GIVEN PROBLEM
From the entries below, pull out each line where "type" appears.

MATERIALS PROVIDED

========================================

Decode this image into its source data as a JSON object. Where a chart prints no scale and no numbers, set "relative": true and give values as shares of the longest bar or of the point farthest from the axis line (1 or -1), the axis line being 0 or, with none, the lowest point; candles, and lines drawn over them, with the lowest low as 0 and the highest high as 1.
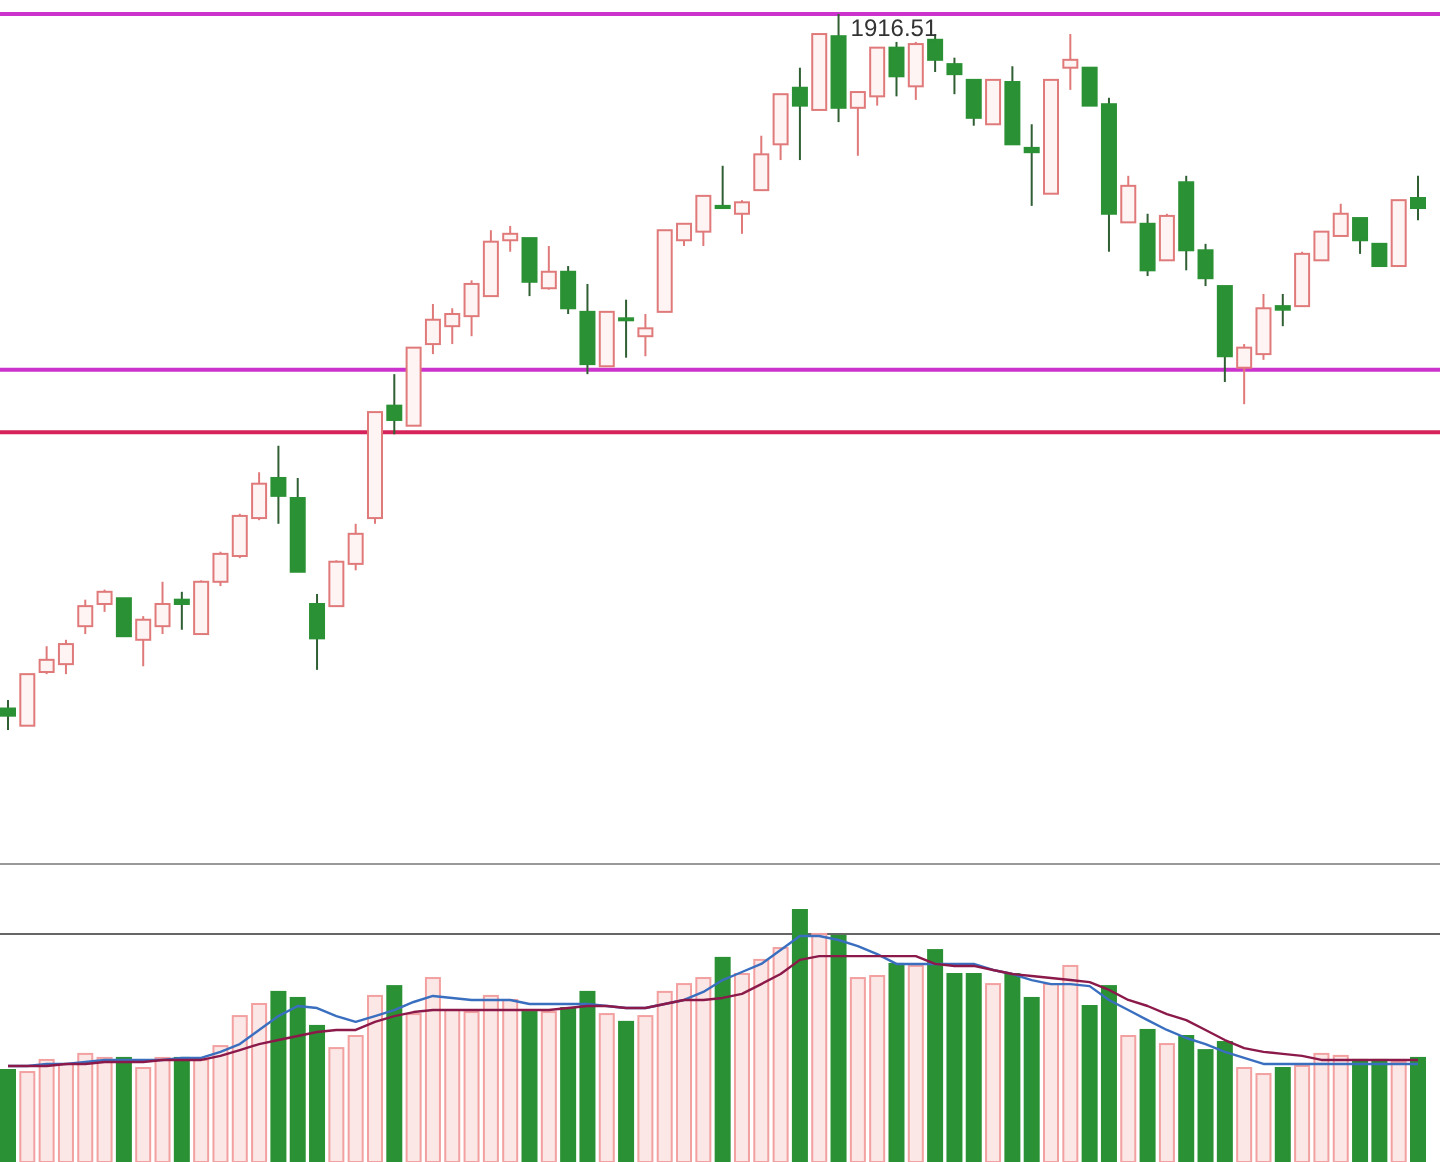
{
  "chart_data": [
    {
      "type": "candlestick",
      "relative": true,
      "categories": [
        null,
        null,
        null,
        null,
        null,
        null,
        null,
        null,
        null,
        null,
        null,
        null,
        null,
        null,
        null,
        null,
        null,
        null,
        null,
        null,
        null,
        null,
        null,
        null,
        null,
        null,
        null,
        null,
        null,
        null,
        null,
        null,
        null,
        null,
        null,
        null,
        null,
        null,
        null,
        null,
        null,
        null,
        null,
        null,
        null,
        null,
        null,
        null,
        null,
        null,
        null,
        null,
        null,
        null,
        null,
        null,
        null,
        null,
        null,
        null,
        null,
        null,
        null,
        null,
        null,
        null,
        null,
        null,
        null,
        null,
        null,
        null,
        null,
        null
      ],
      "ohlc": [
        [
          0.03,
          0.042,
          0,
          0.02
        ],
        [
          0.006,
          0.078,
          0.006,
          0.078
        ],
        [
          0.081,
          0.117,
          0.078,
          0.098
        ],
        [
          0.092,
          0.126,
          0.078,
          0.12
        ],
        [
          0.145,
          0.182,
          0.134,
          0.173
        ],
        [
          0.176,
          0.196,
          0.165,
          0.193
        ],
        [
          0.184,
          0.184,
          0.131,
          0.131
        ],
        [
          0.126,
          0.159,
          0.089,
          0.154
        ],
        [
          0.145,
          0.207,
          0.134,
          0.176
        ],
        [
          0.182,
          0.193,
          0.14,
          0.176
        ],
        [
          0.134,
          0.209,
          0.134,
          0.207
        ],
        [
          0.207,
          0.249,
          0.201,
          0.246
        ],
        [
          0.243,
          0.302,
          0.24,
          0.299
        ],
        [
          0.296,
          0.36,
          0.293,
          0.344
        ],
        [
          0.352,
          0.397,
          0.288,
          0.327
        ],
        [
          0.324,
          0.352,
          0.221,
          0.221
        ],
        [
          0.176,
          0.19,
          0.084,
          0.128
        ],
        [
          0.173,
          0.237,
          0.173,
          0.235
        ],
        [
          0.232,
          0.288,
          0.223,
          0.274
        ],
        [
          0.296,
          0.444,
          0.288,
          0.444
        ],
        [
          0.453,
          0.497,
          0.413,
          0.433
        ],
        [
          0.425,
          0.534,
          0.425,
          0.534
        ],
        [
          0.539,
          0.595,
          0.525,
          0.573
        ],
        [
          0.564,
          0.589,
          0.539,
          0.581
        ],
        [
          0.578,
          0.628,
          0.55,
          0.623
        ],
        [
          0.606,
          0.698,
          0.606,
          0.682
        ],
        [
          0.684,
          0.704,
          0.668,
          0.693
        ],
        [
          0.687,
          0.687,
          0.606,
          0.626
        ],
        [
          0.617,
          0.676,
          0.615,
          0.64
        ],
        [
          0.64,
          0.648,
          0.581,
          0.589
        ],
        [
          0.584,
          0.623,
          0.497,
          0.511
        ],
        [
          0.508,
          0.584,
          0.508,
          0.584
        ],
        [
          0.575,
          0.601,
          0.52,
          0.573
        ],
        [
          0.55,
          0.581,
          0.522,
          0.561
        ],
        [
          0.584,
          0.698,
          0.584,
          0.698
        ],
        [
          0.684,
          0.707,
          0.676,
          0.707
        ],
        [
          0.696,
          0.746,
          0.676,
          0.746
        ],
        [
          0.732,
          0.788,
          0.729,
          0.729
        ],
        [
          0.721,
          0.74,
          0.693,
          0.737
        ],
        [
          0.754,
          0.83,
          0.754,
          0.804
        ],
        [
          0.818,
          0.888,
          0.796,
          0.888
        ],
        [
          0.897,
          0.925,
          0.796,
          0.872
        ],
        [
          0.866,
          0.972,
          0.866,
          0.972
        ],
        [
          0.969,
          1,
          0.849,
          0.869
        ],
        [
          0.869,
          0.891,
          0.802,
          0.891
        ],
        [
          0.885,
          0.953,
          0.872,
          0.953
        ],
        [
          0.953,
          0.961,
          0.885,
          0.913
        ],
        [
          0.899,
          0.961,
          0.88,
          0.958
        ],
        [
          0.964,
          0.972,
          0.919,
          0.936
        ],
        [
          0.93,
          0.939,
          0.888,
          0.916
        ],
        [
          0.908,
          0.908,
          0.844,
          0.855
        ],
        [
          0.846,
          0.908,
          0.846,
          0.908
        ],
        [
          0.905,
          0.927,
          0.818,
          0.818
        ],
        [
          0.813,
          0.846,
          0.732,
          0.807
        ],
        [
          0.749,
          0.908,
          0.749,
          0.908
        ],
        [
          0.925,
          0.972,
          0.894,
          0.936
        ],
        [
          0.925,
          0.925,
          0.872,
          0.872
        ],
        [
          0.874,
          0.883,
          0.668,
          0.721
        ],
        [
          0.709,
          0.774,
          0.709,
          0.76
        ],
        [
          0.707,
          0.721,
          0.634,
          0.642
        ],
        [
          0.656,
          0.721,
          0.656,
          0.718
        ],
        [
          0.765,
          0.774,
          0.642,
          0.67
        ],
        [
          0.67,
          0.679,
          0.62,
          0.631
        ],
        [
          0.62,
          0.62,
          0.486,
          0.522
        ],
        [
          0.506,
          0.539,
          0.455,
          0.534
        ],
        [
          0.525,
          0.609,
          0.517,
          0.589
        ],
        [
          0.592,
          0.609,
          0.564,
          0.587
        ],
        [
          0.592,
          0.668,
          0.592,
          0.665
        ],
        [
          0.656,
          0.696,
          0.656,
          0.696
        ],
        [
          0.69,
          0.735,
          0.69,
          0.721
        ],
        [
          0.715,
          0.715,
          0.665,
          0.684
        ],
        [
          0.679,
          0.679,
          0.648,
          0.648
        ],
        [
          0.648,
          0.74,
          0.648,
          0.74
        ],
        [
          0.743,
          0.774,
          0.712,
          0.729
        ]
      ],
      "ref_lines": [
        {
          "axis": "y",
          "value": 1,
          "color": "#cc33cc"
        },
        {
          "axis": "y",
          "value": 0.503,
          "color": "#cc33cc"
        },
        {
          "axis": "y",
          "value": 0.416,
          "color": "#d6245a"
        }
      ],
      "annotations": [
        {
          "text": "1916.51",
          "y": 1
        }
      ]
    },
    {
      "type": "bar",
      "relative": true,
      "ref_lines": [
        {
          "axis": "y",
          "value": 0.905,
          "color": "#666666"
        }
      ],
      "categories": [
        null,
        null,
        null,
        null,
        null,
        null,
        null,
        null,
        null,
        null,
        null,
        null,
        null,
        null,
        null,
        null,
        null,
        null,
        null,
        null,
        null,
        null,
        null,
        null,
        null,
        null,
        null,
        null,
        null,
        null,
        null,
        null,
        null,
        null,
        null,
        null,
        null,
        null,
        null,
        null,
        null,
        null,
        null,
        null,
        null,
        null,
        null,
        null,
        null,
        null,
        null,
        null,
        null,
        null,
        null,
        null,
        null,
        null,
        null,
        null,
        null,
        null,
        null,
        null,
        null,
        null,
        null,
        null,
        null,
        null,
        null,
        null,
        null,
        null
      ],
      "series": [
        {
          "type": "bar",
          "values": [
            0.365,
            0.357,
            0.405,
            0.389,
            0.429,
            0.413,
            0.413,
            0.373,
            0.413,
            0.413,
            0.405,
            0.46,
            0.579,
            0.627,
            0.675,
            0.651,
            0.54,
            0.452,
            0.5,
            0.659,
            0.698,
            0.587,
            0.73,
            0.603,
            0.595,
            0.659,
            0.643,
            0.595,
            0.595,
            0.611,
            0.675,
            0.587,
            0.556,
            0.579,
            0.675,
            0.706,
            0.73,
            0.81,
            0.746,
            0.802,
            0.849,
            1,
            0.905,
            0.897,
            0.73,
            0.738,
            0.786,
            0.778,
            0.841,
            0.746,
            0.746,
            0.706,
            0.746,
            0.651,
            0.706,
            0.778,
            0.619,
            0.698,
            0.5,
            0.524,
            0.468,
            0.5,
            0.444,
            0.476,
            0.373,
            0.349,
            0.373,
            0.381,
            0.429,
            0.421,
            0.405,
            0.405,
            0.397,
            0.413
          ],
          "colors": [
            "#2a9134",
            "#f2a0a0",
            "#f2a0a0",
            "#f2a0a0",
            "#f2a0a0",
            "#f2a0a0",
            "#2a9134",
            "#f2a0a0",
            "#f2a0a0",
            "#2a9134",
            "#f2a0a0",
            "#f2a0a0",
            "#f2a0a0",
            "#f2a0a0",
            "#2a9134",
            "#2a9134",
            "#2a9134",
            "#f2a0a0",
            "#f2a0a0",
            "#f2a0a0",
            "#2a9134",
            "#f2a0a0",
            "#f2a0a0",
            "#f2a0a0",
            "#f2a0a0",
            "#f2a0a0",
            "#f2a0a0",
            "#2a9134",
            "#f2a0a0",
            "#2a9134",
            "#2a9134",
            "#f2a0a0",
            "#2a9134",
            "#f2a0a0",
            "#f2a0a0",
            "#f2a0a0",
            "#f2a0a0",
            "#2a9134",
            "#f2a0a0",
            "#f2a0a0",
            "#f2a0a0",
            "#2a9134",
            "#f2a0a0",
            "#2a9134",
            "#f2a0a0",
            "#f2a0a0",
            "#2a9134",
            "#f2a0a0",
            "#2a9134",
            "#2a9134",
            "#2a9134",
            "#f2a0a0",
            "#2a9134",
            "#2a9134",
            "#f2a0a0",
            "#f2a0a0",
            "#2a9134",
            "#2a9134",
            "#f2a0a0",
            "#2a9134",
            "#f2a0a0",
            "#2a9134",
            "#2a9134",
            "#2a9134",
            "#f2a0a0",
            "#f2a0a0",
            "#2a9134",
            "#f2a0a0",
            "#f2a0a0",
            "#f2a0a0",
            "#2a9134",
            "#2a9134",
            "#f2a0a0",
            "#2a9134"
          ]
        },
        {
          "type": "line",
          "color": "#3a6fc0",
          "values": [
            0.381,
            0.381,
            0.389,
            0.389,
            0.397,
            0.405,
            0.405,
            0.405,
            0.405,
            0.413,
            0.413,
            0.437,
            0.468,
            0.524,
            0.579,
            0.619,
            0.611,
            0.579,
            0.556,
            0.579,
            0.603,
            0.635,
            0.659,
            0.651,
            0.643,
            0.643,
            0.643,
            0.627,
            0.627,
            0.627,
            0.627,
            0.619,
            0.611,
            0.611,
            0.627,
            0.643,
            0.675,
            0.722,
            0.754,
            0.786,
            0.841,
            0.897,
            0.897,
            0.881,
            0.857,
            0.825,
            0.786,
            0.786,
            0.786,
            0.786,
            0.786,
            0.762,
            0.746,
            0.722,
            0.706,
            0.706,
            0.698,
            0.643,
            0.603,
            0.563,
            0.524,
            0.492,
            0.468,
            0.437,
            0.413,
            0.389,
            0.389,
            0.389,
            0.389,
            0.389,
            0.389,
            0.389,
            0.389,
            0.389
          ]
        },
        {
          "type": "line",
          "color": "#8b1a4a",
          "values": [
            0.381,
            0.381,
            0.381,
            0.389,
            0.389,
            0.397,
            0.397,
            0.397,
            0.405,
            0.405,
            0.405,
            0.421,
            0.444,
            0.468,
            0.484,
            0.5,
            0.516,
            0.524,
            0.524,
            0.556,
            0.579,
            0.595,
            0.603,
            0.603,
            0.603,
            0.603,
            0.603,
            0.603,
            0.603,
            0.611,
            0.619,
            0.619,
            0.611,
            0.611,
            0.627,
            0.643,
            0.643,
            0.651,
            0.667,
            0.706,
            0.746,
            0.802,
            0.817,
            0.817,
            0.817,
            0.817,
            0.817,
            0.817,
            0.786,
            0.778,
            0.778,
            0.762,
            0.746,
            0.738,
            0.73,
            0.722,
            0.714,
            0.683,
            0.643,
            0.619,
            0.587,
            0.563,
            0.524,
            0.484,
            0.452,
            0.437,
            0.429,
            0.421,
            0.405,
            0.405,
            0.405,
            0.405,
            0.405,
            0.405
          ]
        }
      ]
    }
  ]
}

========================================

ANSWER
      "type": "candlestick",
      "type": "bar",
          "type": "bar",
          "type": "line",
          "type": "line",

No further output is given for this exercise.